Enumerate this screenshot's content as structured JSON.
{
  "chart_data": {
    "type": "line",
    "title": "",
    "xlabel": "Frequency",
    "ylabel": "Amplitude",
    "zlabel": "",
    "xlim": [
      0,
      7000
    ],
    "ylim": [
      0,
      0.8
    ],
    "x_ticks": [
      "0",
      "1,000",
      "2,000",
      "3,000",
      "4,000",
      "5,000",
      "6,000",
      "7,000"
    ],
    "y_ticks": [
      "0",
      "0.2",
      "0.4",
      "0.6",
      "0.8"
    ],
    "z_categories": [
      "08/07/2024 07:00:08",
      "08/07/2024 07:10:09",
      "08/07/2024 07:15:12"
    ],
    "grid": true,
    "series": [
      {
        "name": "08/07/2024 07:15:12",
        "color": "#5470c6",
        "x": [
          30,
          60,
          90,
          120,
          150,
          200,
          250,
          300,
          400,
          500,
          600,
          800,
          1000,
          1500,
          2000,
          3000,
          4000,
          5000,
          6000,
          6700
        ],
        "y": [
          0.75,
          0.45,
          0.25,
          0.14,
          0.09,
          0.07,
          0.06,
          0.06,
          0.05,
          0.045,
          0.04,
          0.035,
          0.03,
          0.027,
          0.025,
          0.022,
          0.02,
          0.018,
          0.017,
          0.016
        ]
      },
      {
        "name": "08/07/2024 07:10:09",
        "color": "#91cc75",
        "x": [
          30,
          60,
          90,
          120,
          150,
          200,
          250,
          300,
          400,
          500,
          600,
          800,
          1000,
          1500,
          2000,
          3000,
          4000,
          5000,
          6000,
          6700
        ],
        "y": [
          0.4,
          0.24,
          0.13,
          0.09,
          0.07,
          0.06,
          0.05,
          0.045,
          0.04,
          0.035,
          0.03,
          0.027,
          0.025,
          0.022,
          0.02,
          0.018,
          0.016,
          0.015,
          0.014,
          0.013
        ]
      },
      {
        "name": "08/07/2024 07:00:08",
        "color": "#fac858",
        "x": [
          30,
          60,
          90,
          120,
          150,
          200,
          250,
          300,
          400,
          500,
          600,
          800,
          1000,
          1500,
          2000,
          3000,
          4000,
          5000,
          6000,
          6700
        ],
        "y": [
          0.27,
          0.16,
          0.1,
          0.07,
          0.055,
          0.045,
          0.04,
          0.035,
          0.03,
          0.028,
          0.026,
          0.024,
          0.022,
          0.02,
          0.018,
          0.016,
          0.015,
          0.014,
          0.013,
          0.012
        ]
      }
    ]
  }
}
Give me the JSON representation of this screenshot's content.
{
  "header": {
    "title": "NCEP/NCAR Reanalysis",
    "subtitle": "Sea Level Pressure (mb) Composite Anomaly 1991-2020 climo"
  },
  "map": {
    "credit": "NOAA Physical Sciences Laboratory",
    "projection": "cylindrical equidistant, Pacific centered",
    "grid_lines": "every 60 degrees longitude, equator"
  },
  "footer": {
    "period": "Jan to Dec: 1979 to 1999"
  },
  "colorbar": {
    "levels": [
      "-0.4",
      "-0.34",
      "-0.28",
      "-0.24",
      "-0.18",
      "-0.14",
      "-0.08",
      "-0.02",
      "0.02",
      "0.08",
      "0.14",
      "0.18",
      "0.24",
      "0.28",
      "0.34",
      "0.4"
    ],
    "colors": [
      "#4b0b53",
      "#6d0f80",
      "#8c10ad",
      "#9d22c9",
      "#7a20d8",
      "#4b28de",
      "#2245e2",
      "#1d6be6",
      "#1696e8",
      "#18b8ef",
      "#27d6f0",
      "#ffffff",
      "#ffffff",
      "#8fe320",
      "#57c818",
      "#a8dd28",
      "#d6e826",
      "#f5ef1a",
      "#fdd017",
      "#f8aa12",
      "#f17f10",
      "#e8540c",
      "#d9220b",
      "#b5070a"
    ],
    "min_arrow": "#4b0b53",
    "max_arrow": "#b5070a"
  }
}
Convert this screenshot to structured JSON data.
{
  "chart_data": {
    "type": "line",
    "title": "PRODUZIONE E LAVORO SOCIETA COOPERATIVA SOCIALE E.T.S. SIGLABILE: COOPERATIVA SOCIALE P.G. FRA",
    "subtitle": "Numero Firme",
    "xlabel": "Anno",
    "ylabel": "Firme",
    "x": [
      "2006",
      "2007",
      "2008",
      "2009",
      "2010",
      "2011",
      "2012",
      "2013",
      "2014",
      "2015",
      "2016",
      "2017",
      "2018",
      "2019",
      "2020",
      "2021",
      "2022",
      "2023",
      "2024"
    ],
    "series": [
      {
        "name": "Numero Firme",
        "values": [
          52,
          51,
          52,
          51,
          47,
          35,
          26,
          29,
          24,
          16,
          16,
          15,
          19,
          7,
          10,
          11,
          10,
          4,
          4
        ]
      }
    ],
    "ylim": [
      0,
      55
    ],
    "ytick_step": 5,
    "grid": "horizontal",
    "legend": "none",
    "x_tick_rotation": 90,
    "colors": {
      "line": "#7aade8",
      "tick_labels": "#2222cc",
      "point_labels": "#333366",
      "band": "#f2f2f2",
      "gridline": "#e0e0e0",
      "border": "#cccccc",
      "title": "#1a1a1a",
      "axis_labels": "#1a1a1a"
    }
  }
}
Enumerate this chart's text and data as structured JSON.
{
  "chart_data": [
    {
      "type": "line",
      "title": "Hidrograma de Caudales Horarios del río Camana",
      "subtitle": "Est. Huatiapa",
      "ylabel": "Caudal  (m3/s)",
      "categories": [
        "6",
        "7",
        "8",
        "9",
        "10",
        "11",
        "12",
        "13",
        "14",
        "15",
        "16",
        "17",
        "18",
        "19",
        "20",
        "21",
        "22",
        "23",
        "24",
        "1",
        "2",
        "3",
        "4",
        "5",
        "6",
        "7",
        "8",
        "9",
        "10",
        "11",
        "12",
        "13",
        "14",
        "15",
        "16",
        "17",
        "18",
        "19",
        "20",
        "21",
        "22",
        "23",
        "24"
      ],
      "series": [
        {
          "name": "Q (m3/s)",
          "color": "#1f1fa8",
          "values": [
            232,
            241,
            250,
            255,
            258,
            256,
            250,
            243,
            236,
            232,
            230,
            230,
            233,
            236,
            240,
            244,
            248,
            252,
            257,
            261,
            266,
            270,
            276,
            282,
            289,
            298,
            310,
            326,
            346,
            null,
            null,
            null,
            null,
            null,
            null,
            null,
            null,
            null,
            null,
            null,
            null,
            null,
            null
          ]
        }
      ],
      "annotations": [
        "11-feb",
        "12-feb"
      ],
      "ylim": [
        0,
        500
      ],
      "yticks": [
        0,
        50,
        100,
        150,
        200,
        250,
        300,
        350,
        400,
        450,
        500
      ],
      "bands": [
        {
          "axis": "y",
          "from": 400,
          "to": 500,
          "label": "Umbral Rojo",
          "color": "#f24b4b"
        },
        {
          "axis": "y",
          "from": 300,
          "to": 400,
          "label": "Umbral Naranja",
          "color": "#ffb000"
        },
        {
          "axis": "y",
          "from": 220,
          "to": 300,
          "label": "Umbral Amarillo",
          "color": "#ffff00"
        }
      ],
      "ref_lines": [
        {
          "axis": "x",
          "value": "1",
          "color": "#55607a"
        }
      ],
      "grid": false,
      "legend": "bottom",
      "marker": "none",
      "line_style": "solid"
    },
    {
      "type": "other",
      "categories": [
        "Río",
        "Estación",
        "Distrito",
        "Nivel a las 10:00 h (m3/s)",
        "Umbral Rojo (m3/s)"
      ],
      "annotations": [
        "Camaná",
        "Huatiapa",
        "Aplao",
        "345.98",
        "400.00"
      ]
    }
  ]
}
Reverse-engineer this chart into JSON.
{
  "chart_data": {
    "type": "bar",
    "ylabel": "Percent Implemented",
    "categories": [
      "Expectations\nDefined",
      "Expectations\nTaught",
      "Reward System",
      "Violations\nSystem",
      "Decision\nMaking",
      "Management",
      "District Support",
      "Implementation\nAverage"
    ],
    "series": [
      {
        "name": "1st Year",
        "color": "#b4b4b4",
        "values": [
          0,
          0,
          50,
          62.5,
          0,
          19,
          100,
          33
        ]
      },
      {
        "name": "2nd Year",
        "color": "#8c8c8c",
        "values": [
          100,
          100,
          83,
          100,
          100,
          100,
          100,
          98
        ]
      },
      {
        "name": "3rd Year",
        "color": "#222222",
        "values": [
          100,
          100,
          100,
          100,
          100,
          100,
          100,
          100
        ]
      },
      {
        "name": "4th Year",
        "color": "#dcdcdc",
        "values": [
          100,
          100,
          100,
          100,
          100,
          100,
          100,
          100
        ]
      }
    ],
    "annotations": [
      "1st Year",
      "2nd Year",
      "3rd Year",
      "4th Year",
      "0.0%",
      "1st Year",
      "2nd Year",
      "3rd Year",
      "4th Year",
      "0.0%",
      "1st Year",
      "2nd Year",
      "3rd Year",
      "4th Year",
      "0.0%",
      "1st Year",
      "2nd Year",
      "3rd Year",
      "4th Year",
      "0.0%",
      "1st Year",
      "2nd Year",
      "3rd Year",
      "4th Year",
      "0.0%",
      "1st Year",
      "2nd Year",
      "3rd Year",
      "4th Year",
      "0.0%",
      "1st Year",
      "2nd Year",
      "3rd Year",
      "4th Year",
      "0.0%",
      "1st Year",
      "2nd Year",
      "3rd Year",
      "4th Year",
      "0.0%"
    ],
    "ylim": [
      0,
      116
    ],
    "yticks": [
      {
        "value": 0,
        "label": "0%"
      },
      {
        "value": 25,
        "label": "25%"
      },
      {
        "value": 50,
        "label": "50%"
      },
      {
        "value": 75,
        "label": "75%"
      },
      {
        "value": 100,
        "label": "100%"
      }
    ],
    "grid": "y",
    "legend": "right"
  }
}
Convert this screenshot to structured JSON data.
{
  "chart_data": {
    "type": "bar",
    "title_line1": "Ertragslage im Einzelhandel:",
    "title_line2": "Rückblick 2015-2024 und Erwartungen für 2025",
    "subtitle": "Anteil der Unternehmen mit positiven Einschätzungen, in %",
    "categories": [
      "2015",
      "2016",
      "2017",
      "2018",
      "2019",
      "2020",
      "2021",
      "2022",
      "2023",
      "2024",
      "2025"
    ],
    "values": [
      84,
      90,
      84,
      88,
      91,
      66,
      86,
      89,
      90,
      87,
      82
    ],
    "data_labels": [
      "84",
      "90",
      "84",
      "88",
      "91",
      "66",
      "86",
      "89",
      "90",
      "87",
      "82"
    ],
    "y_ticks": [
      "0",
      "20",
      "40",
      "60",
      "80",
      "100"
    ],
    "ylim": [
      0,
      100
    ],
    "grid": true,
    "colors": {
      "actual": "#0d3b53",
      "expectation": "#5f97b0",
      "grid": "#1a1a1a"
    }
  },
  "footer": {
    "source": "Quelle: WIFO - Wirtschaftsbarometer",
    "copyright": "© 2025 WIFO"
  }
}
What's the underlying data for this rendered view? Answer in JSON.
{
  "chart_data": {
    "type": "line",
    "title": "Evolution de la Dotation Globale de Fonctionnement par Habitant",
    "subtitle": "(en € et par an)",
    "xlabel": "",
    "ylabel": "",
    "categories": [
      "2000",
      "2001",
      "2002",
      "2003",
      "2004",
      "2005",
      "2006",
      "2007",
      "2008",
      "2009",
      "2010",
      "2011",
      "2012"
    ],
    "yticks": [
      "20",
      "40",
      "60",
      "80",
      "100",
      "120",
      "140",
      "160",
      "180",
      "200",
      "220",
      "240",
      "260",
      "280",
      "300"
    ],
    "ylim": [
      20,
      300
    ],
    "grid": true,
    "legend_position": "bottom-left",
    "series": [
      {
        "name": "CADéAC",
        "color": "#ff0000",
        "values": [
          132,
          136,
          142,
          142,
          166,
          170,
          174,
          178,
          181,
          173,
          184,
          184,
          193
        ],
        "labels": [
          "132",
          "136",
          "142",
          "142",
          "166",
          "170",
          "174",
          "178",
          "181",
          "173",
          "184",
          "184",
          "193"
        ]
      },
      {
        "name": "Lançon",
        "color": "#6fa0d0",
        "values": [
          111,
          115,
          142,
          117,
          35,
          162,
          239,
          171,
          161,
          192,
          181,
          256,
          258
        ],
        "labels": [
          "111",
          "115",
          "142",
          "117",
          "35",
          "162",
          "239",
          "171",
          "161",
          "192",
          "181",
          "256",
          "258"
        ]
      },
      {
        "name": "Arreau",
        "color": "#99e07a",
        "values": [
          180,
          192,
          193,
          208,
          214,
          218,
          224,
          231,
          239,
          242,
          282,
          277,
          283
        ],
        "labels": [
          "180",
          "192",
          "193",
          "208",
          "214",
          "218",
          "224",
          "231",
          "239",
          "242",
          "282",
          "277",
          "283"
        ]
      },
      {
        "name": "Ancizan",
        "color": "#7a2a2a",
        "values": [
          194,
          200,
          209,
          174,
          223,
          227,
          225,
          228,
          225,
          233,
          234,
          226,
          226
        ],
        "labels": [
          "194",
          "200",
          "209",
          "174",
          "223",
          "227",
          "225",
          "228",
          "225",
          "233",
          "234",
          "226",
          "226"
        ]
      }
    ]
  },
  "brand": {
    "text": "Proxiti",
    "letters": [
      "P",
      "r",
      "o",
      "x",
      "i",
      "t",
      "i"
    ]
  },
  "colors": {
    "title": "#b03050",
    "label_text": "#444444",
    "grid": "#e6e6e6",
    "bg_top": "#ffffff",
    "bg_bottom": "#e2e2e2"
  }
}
================================
Each line of the material that holds the string "content" counts once; give the total alone.

TASK SOLUTION: 2